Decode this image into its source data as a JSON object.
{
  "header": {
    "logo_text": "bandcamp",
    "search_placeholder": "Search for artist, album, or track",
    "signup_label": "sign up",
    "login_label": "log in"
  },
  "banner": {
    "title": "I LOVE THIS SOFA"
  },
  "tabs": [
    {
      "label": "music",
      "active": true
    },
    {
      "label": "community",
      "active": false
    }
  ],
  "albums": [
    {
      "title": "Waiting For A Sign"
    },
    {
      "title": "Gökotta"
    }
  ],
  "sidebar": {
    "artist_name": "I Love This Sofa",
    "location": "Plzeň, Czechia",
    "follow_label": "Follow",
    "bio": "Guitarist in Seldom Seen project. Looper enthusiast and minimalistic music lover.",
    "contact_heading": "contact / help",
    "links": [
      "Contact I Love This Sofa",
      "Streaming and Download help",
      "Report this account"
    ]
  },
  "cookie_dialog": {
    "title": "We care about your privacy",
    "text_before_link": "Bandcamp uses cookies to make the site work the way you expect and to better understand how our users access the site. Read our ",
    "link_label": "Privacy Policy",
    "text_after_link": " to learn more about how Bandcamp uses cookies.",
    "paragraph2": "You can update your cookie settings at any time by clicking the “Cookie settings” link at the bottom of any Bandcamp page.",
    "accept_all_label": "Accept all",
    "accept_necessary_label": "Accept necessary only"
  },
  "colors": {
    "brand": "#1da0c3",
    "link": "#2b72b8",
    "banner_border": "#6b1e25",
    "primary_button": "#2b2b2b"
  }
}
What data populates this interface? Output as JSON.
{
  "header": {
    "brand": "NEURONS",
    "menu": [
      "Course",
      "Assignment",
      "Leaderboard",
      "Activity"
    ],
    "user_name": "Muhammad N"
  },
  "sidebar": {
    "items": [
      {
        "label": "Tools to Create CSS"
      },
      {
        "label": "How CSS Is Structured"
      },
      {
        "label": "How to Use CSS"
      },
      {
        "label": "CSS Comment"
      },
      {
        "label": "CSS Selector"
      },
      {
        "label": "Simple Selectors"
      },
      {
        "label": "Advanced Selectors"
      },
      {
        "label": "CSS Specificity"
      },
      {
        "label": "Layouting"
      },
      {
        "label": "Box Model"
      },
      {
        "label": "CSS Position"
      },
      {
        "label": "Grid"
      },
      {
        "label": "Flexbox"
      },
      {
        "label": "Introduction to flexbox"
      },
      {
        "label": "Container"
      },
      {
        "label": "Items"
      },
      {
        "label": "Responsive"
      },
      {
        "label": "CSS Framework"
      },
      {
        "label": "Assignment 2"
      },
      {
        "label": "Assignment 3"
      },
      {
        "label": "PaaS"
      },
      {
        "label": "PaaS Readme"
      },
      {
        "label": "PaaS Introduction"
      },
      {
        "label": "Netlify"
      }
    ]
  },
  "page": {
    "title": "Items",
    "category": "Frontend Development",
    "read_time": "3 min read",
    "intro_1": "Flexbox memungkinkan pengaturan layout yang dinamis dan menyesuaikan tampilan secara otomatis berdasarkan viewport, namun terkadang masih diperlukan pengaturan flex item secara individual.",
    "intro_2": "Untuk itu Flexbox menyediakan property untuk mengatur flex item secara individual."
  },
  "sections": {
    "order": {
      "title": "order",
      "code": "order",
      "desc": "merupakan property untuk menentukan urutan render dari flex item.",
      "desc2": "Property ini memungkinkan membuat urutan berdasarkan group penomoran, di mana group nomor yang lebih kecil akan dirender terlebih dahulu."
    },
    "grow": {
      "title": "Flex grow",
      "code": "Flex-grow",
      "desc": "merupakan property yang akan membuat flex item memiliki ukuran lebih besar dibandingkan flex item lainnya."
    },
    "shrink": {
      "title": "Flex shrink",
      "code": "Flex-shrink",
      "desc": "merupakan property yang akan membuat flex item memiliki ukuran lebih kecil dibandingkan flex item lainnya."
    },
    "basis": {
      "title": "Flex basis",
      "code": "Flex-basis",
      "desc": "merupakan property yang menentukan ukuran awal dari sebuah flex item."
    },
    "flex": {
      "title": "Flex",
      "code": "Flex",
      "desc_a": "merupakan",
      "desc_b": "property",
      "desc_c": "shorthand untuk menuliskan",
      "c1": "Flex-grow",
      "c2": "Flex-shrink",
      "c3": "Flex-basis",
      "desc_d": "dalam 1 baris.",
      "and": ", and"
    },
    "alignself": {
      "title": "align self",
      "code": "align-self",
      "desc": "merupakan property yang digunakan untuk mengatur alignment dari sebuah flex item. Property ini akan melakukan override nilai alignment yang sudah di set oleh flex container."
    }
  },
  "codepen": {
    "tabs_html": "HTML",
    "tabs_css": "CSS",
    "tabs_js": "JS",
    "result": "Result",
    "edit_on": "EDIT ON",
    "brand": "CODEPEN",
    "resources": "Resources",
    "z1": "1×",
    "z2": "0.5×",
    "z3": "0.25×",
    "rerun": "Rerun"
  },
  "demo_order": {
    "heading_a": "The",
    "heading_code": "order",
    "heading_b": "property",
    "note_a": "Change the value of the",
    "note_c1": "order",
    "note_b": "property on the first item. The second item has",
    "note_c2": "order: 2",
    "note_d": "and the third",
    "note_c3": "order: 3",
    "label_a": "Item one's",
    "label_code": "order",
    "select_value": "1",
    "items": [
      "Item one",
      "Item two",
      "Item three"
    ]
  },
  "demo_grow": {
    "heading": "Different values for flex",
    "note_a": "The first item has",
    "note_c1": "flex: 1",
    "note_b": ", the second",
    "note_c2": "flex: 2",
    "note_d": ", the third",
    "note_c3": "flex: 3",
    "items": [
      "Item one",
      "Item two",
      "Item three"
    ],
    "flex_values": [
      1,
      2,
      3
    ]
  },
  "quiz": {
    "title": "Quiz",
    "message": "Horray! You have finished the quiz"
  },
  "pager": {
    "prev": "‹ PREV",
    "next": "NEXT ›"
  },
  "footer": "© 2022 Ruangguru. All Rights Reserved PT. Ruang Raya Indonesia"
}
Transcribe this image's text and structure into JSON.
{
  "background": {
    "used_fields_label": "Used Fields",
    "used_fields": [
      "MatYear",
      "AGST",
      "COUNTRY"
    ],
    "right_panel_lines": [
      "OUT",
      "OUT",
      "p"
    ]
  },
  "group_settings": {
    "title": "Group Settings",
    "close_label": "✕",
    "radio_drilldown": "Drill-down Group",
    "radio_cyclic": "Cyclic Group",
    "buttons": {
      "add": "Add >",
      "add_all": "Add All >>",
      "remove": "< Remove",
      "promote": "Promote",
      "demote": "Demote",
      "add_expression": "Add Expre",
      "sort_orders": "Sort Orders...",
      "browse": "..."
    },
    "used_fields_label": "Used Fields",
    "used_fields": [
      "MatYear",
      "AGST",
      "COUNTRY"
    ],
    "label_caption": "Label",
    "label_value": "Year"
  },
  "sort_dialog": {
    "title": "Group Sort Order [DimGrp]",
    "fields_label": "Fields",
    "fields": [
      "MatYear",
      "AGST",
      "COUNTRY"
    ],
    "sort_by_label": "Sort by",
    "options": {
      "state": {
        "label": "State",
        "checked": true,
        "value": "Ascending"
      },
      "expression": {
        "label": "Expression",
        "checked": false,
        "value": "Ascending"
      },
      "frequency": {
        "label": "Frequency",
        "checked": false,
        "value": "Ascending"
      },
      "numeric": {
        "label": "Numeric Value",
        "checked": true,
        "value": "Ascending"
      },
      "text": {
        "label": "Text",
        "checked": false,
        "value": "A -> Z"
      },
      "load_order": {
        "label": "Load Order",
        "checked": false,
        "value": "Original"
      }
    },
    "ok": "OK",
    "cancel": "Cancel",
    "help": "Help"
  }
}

==============================

PROBLEM TO WORK ON: Each line of the material above must be retyped precisely.

SOLUTION FOR THIS TASK:
Decode this image into its source data as a JSON object.
{
  "header": {
    "logo_text": "bandcamp",
    "search_placeholder": "Search for artist, album, or track",
    "signup_label": "sign up",
    "login_label": "log in"
  },
  "banner": {
    "title": "I LOVE THIS SOFA"
  },
  "tabs": [
    {
      "label": "music",
      "active": true
    },
    {
      "label": "community",
      "active": false
    }
  ],
  "albums": [
    {
      "title": "Waiting For A Sign"
    },
    {
      "title": "Gökotta"
    }
  ],
  "sidebar": {
    "artist_name": "I Love This Sofa",
    "location": "Plzeň, Czechia",
    "follow_label": "Follow",
    "bio": "Guitarist in Seldom Seen project. Looper enthusiast and minimalistic music lover.",
    "contact_heading": "contact / help",
    "links": [
      "Contact I Love This Sofa",
      "Streaming and Download help",
      "Report this account"
    ]
  },
  "cookie_dialog": {
    "title": "We care about your privacy",
    "text_before_link": "Bandcamp uses cookies to make the site work the way you expect and to better understand how our users access the site. Read our ",
    "link_label": "Privacy Policy",
    "text_after_link": " to learn more about how Bandcamp uses cookies.",
    "paragraph2": "You can update your cookie settings at any time by clicking the “Cookie settings” link at the bottom of any Bandcamp page.",
    "accept_all_label": "Accept all",
    "accept_necessary_label": "Accept necessary only"
  },
  "colors": {
    "brand": "#1da0c3",
    "link": "#2b72b8",
    "banner_border": "#6b1e25",
    "primary_button": "#2b2b2b"
  }
}
What data populates this interface? Output as JSON.
{
  "header": {
    "brand": "NEURONS",
    "menu": [
      "Course",
      "Assignment",
      "Leaderboard",
      "Activity"
    ],
    "user_name": "Muhammad N"
  },
  "sidebar": {
    "items": [
      {
        "label": "Tools to Create CSS"
      },
      {
        "label": "How CSS Is Structured"
      },
      {
        "label": "How to Use CSS"
      },
      {
        "label": "CSS Comment"
      },
      {
        "label": "CSS Selector"
      },
      {
        "label": "Simple Selectors"
      },
      {
        "label": "Advanced Selectors"
      },
      {
        "label": "CSS Specificity"
      },
      {
        "label": "Layouting"
      },
      {
        "label": "Box Model"
      },
      {
        "label": "CSS Position"
      },
      {
        "label": "Grid"
      },
      {
        "label": "Flexbox"
      },
      {
        "label": "Introduction to flexbox"
      },
      {
        "label": "Container"
      },
      {
        "label": "Items"
      },
      {
        "label": "Responsive"
      },
      {
        "label": "CSS Framework"
      },
      {
        "label": "Assignment 2"
      },
      {
        "label": "Assignment 3"
      },
      {
        "label": "PaaS"
      },
      {
        "label": "PaaS Readme"
      },
      {
        "label": "PaaS Introduction"
      },
      {
        "label": "Netlify"
      }
    ]
  },
  "page": {
    "title": "Items",
    "category": "Frontend Development",
    "read_time": "3 min read",
    "intro_1": "Flexbox memungkinkan pengaturan layout yang dinamis dan menyesuaikan tampilan secara otomatis berdasarkan viewport, namun terkadang masih diperlukan pengaturan flex item secara individual.",
    "intro_2": "Untuk itu Flexbox menyediakan property untuk mengatur flex item secara individual."
  },
  "sections": {
    "order": {
      "title": "order",
      "code": "order",
      "desc": "merupakan property untuk menentukan urutan render dari flex item.",
      "desc2": "Property ini memungkinkan membuat urutan berdasarkan group penomoran, di mana group nomor yang lebih kecil akan dirender terlebih dahulu."
    },
    "grow": {
      "title": "Flex grow",
      "code": "Flex-grow",
      "desc": "merupakan property yang akan membuat flex item memiliki ukuran lebih besar dibandingkan flex item lainnya."
    },
    "shrink": {
      "title": "Flex shrink",
      "code": "Flex-shrink",
      "desc": "merupakan property yang akan membuat flex item memiliki ukuran lebih kecil dibandingkan flex item lainnya."
    },
    "basis": {
      "title": "Flex basis",
      "code": "Flex-basis",
      "desc": "merupakan property yang menentukan ukuran awal dari sebuah flex item."
    },
    "flex": {
      "title": "Flex",
      "code": "Flex",
      "desc_a": "merupakan",
      "desc_b": "property",
      "desc_c": "shorthand untuk menuliskan",
      "c1": "Flex-grow",
      "c2": "Flex-shrink",
      "c3": "Flex-basis",
      "desc_d": "dalam 1 baris.",
      "and": ", and"
    },
    "alignself": {
      "title": "align self",
      "code": "align-self",
      "desc": "merupakan property yang digunakan untuk mengatur alignment dari sebuah flex item. Property ini akan melakukan override nilai alignment yang sudah di set oleh flex container."
    }
  },
  "codepen": {
    "tabs_html": "HTML",
    "tabs_css": "CSS",
    "tabs_js": "JS",
    "result": "Result",
    "edit_on": "EDIT ON",
    "brand": "CODEPEN",
    "resources": "Resources",
    "z1": "1×",
    "z2": "0.5×",
    "z3": "0.25×",
    "rerun": "Rerun"
  },
  "demo_order": {
    "heading_a": "The",
    "heading_code": "order",
    "heading_b": "property",
    "note_a": "Change the value of the",
    "note_c1": "order",
    "note_b": "property on the first item. The second item has",
    "note_c2": "order: 2",
    "note_d": "and the third",
    "note_c3": "order: 3",
    "label_a": "Item one's",
    "label_code": "order",
    "select_value": "1",
    "items": [
      "Item one",
      "Item two",
      "Item three"
    ]
  },
  "demo_grow": {
    "heading": "Different values for flex",
    "note_a": "The first item has",
    "note_c1": "flex: 1",
    "note_b": ", the second",
    "note_c2": "flex: 2",
    "note_d": ", the third",
    "note_c3": "flex: 3",
    "items": [
      "Item one",
      "Item two",
      "Item three"
    ],
    "flex_values": [
      1,
      2,
      3
    ]
  },
  "quiz": {
    "title": "Quiz",
    "message": "Horray! You have finished the quiz"
  },
  "pager": {
    "prev": "‹ PREV",
    "next": "NEXT ›"
  },
  "footer": "© 2022 Ruangguru. All Rights Reserved PT. Ruang Raya Indonesia"
}
Transcribe this image's text and structure into JSON.
{
  "background": {
    "used_fields_label": "Used Fields",
    "used_fields": [
      "MatYear",
      "AGST",
      "COUNTRY"
    ],
    "right_panel_lines": [
      "OUT",
      "OUT",
      "p"
    ]
  },
  "group_settings": {
    "title": "Group Settings",
    "close_label": "✕",
    "radio_drilldown": "Drill-down Group",
    "radio_cyclic": "Cyclic Group",
    "buttons": {
      "add": "Add >",
      "add_all": "Add All >>",
      "remove": "< Remove",
      "promote": "Promote",
      "demote": "Demote",
      "add_expression": "Add Expre",
      "sort_orders": "Sort Orders...",
      "browse": "..."
    },
    "used_fields_label": "Used Fields",
    "used_fields": [
      "MatYear",
      "AGST",
      "COUNTRY"
    ],
    "label_caption": "Label",
    "label_value": "Year"
  },
  "sort_dialog": {
    "title": "Group Sort Order [DimGrp]",
    "fields_label": "Fields",
    "fields": [
      "MatYear",
      "AGST",
      "COUNTRY"
    ],
    "sort_by_label": "Sort by",
    "options": {
      "state": {
        "label": "State",
        "checked": true,
        "value": "Ascending"
      },
      "expression": {
        "label": "Expression",
        "checked": false,
        "value": "Ascending"
      },
      "frequency": {
        "label": "Frequency",
        "checked": false,
        "value": "Ascending"
      },
      "numeric": {
        "label": "Numeric Value",
        "checked": true,
        "value": "Ascending"
      },
      "text": {
        "label": "Text",
        "checked": false,
        "value": "A -> Z"
      },
      "load_order": {
        "label": "Load Order",
        "checked": false,
        "value": "Original"
      }
    },
    "ok": "OK",
    "cancel": "Cancel",
    "help": "Help"
  }
}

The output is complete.